• _Instructions for the task_: Locate the lines where "উপলব" occurs and copy them as they stand.

[START Task input]

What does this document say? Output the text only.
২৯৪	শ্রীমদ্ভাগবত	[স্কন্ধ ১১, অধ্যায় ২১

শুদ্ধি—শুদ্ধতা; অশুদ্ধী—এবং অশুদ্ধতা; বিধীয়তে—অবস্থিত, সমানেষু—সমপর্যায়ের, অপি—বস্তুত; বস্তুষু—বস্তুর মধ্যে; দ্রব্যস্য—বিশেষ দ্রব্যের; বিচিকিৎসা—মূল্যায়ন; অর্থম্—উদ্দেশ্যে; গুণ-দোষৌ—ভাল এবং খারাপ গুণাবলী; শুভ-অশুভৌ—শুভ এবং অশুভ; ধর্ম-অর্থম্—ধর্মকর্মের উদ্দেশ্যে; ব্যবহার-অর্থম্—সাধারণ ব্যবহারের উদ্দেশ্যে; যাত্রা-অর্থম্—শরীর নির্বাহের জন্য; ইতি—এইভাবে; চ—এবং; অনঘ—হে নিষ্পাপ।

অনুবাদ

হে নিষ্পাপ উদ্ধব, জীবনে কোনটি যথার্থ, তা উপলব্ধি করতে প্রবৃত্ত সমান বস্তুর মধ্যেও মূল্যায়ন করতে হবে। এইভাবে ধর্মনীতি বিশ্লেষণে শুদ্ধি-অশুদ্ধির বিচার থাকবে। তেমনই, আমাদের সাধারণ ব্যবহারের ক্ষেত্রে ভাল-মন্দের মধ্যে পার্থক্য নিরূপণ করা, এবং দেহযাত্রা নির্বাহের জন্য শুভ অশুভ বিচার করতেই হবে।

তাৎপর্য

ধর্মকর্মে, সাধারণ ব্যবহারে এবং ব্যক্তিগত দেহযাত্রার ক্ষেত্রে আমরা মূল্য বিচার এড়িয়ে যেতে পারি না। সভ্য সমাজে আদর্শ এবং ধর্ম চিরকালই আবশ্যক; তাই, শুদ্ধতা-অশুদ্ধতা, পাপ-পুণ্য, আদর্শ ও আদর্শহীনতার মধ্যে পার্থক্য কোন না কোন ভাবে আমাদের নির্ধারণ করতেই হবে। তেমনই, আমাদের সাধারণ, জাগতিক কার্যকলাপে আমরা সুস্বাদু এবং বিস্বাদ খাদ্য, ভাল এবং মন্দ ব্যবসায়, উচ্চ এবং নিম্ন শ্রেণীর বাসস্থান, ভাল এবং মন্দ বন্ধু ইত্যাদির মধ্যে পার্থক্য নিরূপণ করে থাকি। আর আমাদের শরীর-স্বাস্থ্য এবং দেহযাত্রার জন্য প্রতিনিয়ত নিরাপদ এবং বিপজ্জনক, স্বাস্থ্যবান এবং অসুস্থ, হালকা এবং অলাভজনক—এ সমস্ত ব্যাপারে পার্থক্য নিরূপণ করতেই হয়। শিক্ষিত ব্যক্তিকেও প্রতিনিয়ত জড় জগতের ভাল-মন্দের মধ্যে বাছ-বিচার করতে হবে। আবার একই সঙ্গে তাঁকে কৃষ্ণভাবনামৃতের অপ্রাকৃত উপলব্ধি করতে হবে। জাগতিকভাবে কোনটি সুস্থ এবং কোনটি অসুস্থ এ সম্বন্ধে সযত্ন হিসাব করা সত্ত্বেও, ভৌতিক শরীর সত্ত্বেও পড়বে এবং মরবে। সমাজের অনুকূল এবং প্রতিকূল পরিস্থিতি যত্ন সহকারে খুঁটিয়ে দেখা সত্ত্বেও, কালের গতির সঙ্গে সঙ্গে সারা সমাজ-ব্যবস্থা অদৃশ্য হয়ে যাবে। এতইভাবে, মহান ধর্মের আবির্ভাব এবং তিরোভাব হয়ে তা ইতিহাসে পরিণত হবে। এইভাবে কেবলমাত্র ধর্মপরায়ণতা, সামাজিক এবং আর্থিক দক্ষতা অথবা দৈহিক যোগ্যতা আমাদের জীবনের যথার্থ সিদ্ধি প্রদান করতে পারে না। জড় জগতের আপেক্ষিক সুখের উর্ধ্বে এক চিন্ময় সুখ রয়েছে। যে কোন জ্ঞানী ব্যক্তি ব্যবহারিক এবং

[END Task input]

• _Response for this exercise_:
হে নিষ্পাপ উদ্ধব, জীবনে কোনটি যথার্থ, তা উপলব্ধি করতে প্রবৃত্ত সমান বস্তুর মধ্যেও মূল্যায়ন করতে হবে। এইভাবে ধর্মনীতি বিশ্লেষণে শুদ্ধি-অশুদ্ধির বিচার থাকবে। তেমনই, আমাদের সাধারণ ব্যবহারের ক্ষেত্রে ভাল-মন্দের মধ্যে পার্থক্য নিরূপণ করা, এবং দেহযাত্রা নির্বাহের জন্য শুভ অশুভ বিচার করতেই হবে।
ধর্মকর্মে, সাধারণ ব্যবহারে এবং ব্যক্তিগত দেহযাত্রার ক্ষেত্রে আমরা মূল্য বিচার এড়িয়ে যেতে পারি না। সভ্য সমাজে আদর্শ এবং ধর্ম চিরকালই আবশ্যক; তাই, শুদ্ধতা-অশুদ্ধতা, পাপ-পুণ্য, আদর্শ ও আদর্শহীনতার মধ্যে পার্থক্য কোন না কোন ভাবে আমাদের নির্ধারণ করতেই হবে। তেমনই, আমাদের সাধারণ, জাগতিক কার্যকলাপে আমরা সুস্বাদু এবং বিস্বাদ খাদ্য, ভাল এবং মন্দ ব্যবসায়, উচ্চ এবং নিম্ন শ্রেণীর বাসস্থান, ভাল এবং মন্দ বন্ধু ইত্যাদির মধ্যে পার্থক্য নিরূপণ করে থাকি। আর আমাদের শরীর-স্বাস্থ্য এবং দেহযাত্রার জন্য প্রতিনিয়ত নিরাপদ এবং বিপজ্জনক, স্বাস্থ্যবান এবং অসুস্থ, হালকা এবং অলাভজনক—এ সমস্ত ব্যাপারে পার্থক্য নিরূপণ করতেই হয়। শিক্ষিত ব্যক্তিকেও প্রতিনিয়ত জড় জগতের ভাল-মন্দের মধ্যে বাছ-বিচার করতে হবে। আবার একই সঙ্গে তাঁকে কৃষ্ণভাবনামৃতের অপ্রাকৃত উপলব্ধি করতে হবে। জাগতিকভাবে কোনটি সুস্থ এবং কোনটি অসুস্থ এ সম্বন্ধে সযত্ন হিসাব করা সত্ত্বেও, ভৌতিক শরীর সত্ত্বেও পড়বে এবং মরবে। সমাজের অনুকূল এবং প্রতিকূল পরিস্থিতি যত্ন সহকারে খুঁটিয়ে দেখা সত্ত্বেও, কালের গতির সঙ্গে সঙ্গে সারা সমাজ-ব্যবস্থা অদৃশ্য হয়ে যাবে। এতইভাবে, মহান ধর্মের আবির্ভাব এবং তিরোভাব হয়ে তা ইতিহাসে পরিণত হবে। এইভাবে কেবলমাত্র ধর্মপরায়ণতা, সামাজিক এবং আর্থিক দক্ষতা অথবা দৈহিক যোগ্যতা আমাদের জীবনের যথার্থ সিদ্ধি প্রদান করতে পারে না। জড় জগতের আপেক্ষিক সুখের উর্ধ্বে এক চিন্ময় সুখ রয়েছে। যে কোন জ্ঞানী ব্যক্তি ব্যবহারিক এবং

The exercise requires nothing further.